_What this task involves_
Only an exact repetition of the entries will do.

[[ Given information open ]]

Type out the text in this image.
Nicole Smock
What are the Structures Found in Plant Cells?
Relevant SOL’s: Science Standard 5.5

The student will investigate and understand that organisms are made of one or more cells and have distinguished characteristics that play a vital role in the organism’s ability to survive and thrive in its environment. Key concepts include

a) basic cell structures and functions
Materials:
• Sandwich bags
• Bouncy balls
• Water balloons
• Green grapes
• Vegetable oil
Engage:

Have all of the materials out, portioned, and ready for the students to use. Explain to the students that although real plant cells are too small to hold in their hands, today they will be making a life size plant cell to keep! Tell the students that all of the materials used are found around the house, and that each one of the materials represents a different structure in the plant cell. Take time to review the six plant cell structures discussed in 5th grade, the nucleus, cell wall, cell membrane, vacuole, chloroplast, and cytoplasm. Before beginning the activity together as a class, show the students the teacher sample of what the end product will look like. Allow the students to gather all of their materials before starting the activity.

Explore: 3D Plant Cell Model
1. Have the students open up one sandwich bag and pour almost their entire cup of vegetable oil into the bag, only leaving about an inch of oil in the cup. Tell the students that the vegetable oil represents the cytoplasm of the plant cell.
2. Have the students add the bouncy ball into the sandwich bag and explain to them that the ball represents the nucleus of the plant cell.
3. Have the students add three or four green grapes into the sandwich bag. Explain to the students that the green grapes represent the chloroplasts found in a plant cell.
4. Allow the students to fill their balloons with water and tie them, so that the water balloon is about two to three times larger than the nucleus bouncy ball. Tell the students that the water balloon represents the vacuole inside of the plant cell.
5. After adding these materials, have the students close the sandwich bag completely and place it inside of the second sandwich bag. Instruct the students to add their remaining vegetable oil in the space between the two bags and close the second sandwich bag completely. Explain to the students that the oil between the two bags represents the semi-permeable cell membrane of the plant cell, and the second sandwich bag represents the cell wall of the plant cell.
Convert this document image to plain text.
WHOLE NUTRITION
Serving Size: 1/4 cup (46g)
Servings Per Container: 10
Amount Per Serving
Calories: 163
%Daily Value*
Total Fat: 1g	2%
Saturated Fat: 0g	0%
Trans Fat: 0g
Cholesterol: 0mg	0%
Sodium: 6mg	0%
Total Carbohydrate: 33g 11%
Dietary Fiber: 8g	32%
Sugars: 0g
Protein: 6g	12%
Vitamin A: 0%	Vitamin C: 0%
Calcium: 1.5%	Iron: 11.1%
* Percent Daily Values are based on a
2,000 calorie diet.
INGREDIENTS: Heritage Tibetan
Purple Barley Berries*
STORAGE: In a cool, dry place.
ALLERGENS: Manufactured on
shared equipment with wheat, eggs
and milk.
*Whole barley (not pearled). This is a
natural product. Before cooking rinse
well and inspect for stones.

[[ Given information closed ]]

_The answer_
Type out the text in this image.
Nicole Smock
What are the Structures Found in Plant Cells?
Relevant SOL’s: Science Standard 5.5

The student will investigate and understand that organisms are made of one or more cells and have distinguished characteristics that play a vital role in the organism’s ability to survive and thrive in its environment. Key concepts include

a) basic cell structures and functions
Materials:
• Sandwich bags
• Bouncy balls
• Water balloons
• Green grapes
• Vegetable oil
Engage:

Have all of the materials out, portioned, and ready for the students to use. Explain to the students that although real plant cells are too small to hold in their hands, today they will be making a life size plant cell to keep! Tell the students that all of the materials used are found around the house, and that each one of the materials represents a different structure in the plant cell. Take time to review the six plant cell structures discussed in 5th grade, the nucleus, cell wall, cell membrane, vacuole, chloroplast, and cytoplasm. Before beginning the activity together as a class, show the students the teacher sample of what the end product will look like. Allow the students to gather all of their materials before starting the activity.

Explore: 3D Plant Cell Model
1. Have the students open up one sandwich bag and pour almost their entire cup of vegetable oil into the bag, only leaving about an inch of oil in the cup. Tell the students that the vegetable oil represents the cytoplasm of the plant cell.
2. Have the students add the bouncy ball into the sandwich bag and explain to them that the ball represents the nucleus of the plant cell.
3. Have the students add three or four green grapes into the sandwich bag. Explain to the students that the green grapes represent the chloroplasts found in a plant cell.
4. Allow the students to fill their balloons with water and tie them, so that the water balloon is about two to three times larger than the nucleus bouncy ball. Tell the students that the water balloon represents the vacuole inside of the plant cell.
5. After adding these materials, have the students close the sandwich bag completely and place it inside of the second sandwich bag. Instruct the students to add their remaining vegetable oil in the space between the two bags and close the second sandwich bag completely. Explain to the students that the oil between the two bags represents the semi-permeable cell membrane of the plant cell, and the second sandwich bag represents the cell wall of the plant cell.
Convert this document image to plain text.
WHOLE NUTRITION
Serving Size: 1/4 cup (46g)
Servings Per Container: 10
Amount Per Serving
Calories: 163
%Daily Value*
Total Fat: 1g	2%
Saturated Fat: 0g	0%
Trans Fat: 0g
Cholesterol: 0mg	0%
Sodium: 6mg	0%
Total Carbohydrate: 33g 11%
Dietary Fiber: 8g	32%
Sugars: 0g
Protein: 6g	12%
Vitamin A: 0%	Vitamin C: 0%
Calcium: 1.5%	Iron: 11.1%
* Percent Daily Values are based on a
2,000 calorie diet.
INGREDIENTS: Heritage Tibetan
Purple Barley Berries*
STORAGE: In a cool, dry place.
ALLERGENS: Manufactured on
shared equipment with wheat, eggs
and milk.
*Whole barley (not pearled). This is a
natural product. Before cooking rinse
well and inspect for stones.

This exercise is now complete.